** Exercise requirements **
Could you print every record below exactly as it appears?

Lines of data:
◇ ◇ ◇
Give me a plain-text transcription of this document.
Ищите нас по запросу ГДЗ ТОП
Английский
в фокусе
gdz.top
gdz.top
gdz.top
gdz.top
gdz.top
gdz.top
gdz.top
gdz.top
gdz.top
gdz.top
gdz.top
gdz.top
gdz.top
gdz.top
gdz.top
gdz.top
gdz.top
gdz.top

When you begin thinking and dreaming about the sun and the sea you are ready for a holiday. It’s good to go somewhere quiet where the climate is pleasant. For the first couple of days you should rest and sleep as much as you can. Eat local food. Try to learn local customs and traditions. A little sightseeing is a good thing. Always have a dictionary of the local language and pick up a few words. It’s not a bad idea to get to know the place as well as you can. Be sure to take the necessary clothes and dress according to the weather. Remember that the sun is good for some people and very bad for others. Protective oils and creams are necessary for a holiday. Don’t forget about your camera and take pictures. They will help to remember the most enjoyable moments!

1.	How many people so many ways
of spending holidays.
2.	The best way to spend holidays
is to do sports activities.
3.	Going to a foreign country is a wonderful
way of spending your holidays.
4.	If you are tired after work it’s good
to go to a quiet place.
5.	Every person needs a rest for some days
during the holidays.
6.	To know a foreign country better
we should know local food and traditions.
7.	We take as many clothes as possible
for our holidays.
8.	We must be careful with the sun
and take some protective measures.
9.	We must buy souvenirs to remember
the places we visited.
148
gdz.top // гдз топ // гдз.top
◇ ◇ ◇
** The output **
Give me a plain-text transcription of this document.
Ищите нас по запросу ГДЗ ТОП
Английский
в фокусе
gdz.top
gdz.top
gdz.top
gdz.top
gdz.top
gdz.top
gdz.top
gdz.top
gdz.top
gdz.top
gdz.top
gdz.top
gdz.top
gdz.top
gdz.top
gdz.top
gdz.top
gdz.top

When you begin thinking and dreaming about the sun and the sea you are ready for a holiday. It’s good to go somewhere quiet where the climate is pleasant. For the first couple of days you should rest and sleep as much as you can. Eat local food. Try to learn local customs and traditions. A little sightseeing is a good thing. Always have a dictionary of the local language and pick up a few words. It’s not a bad idea to get to know the place as well as you can. Be sure to take the necessary clothes and dress according to the weather. Remember that the sun is good for some people and very bad for others. Protective oils and creams are necessary for a holiday. Don’t forget about your camera and take pictures. They will help to remember the most enjoyable moments!

1.	How many people so many ways
of spending holidays.
2.	The best way to spend holidays
is to do sports activities.
3.	Going to a foreign country is a wonderful
way of spending your holidays.
4.	If you are tired after work it’s good
to go to a quiet place.
5.	Every person needs a rest for some days
during the holidays.
6.	To know a foreign country better
we should know local food and traditions.
7.	We take as many clothes as possible
for our holidays.
8.	We must be careful with the sun
and take some protective measures.
9.	We must buy souvenirs to remember
the places we visited.
148
gdz.top // гдз топ // гдз.top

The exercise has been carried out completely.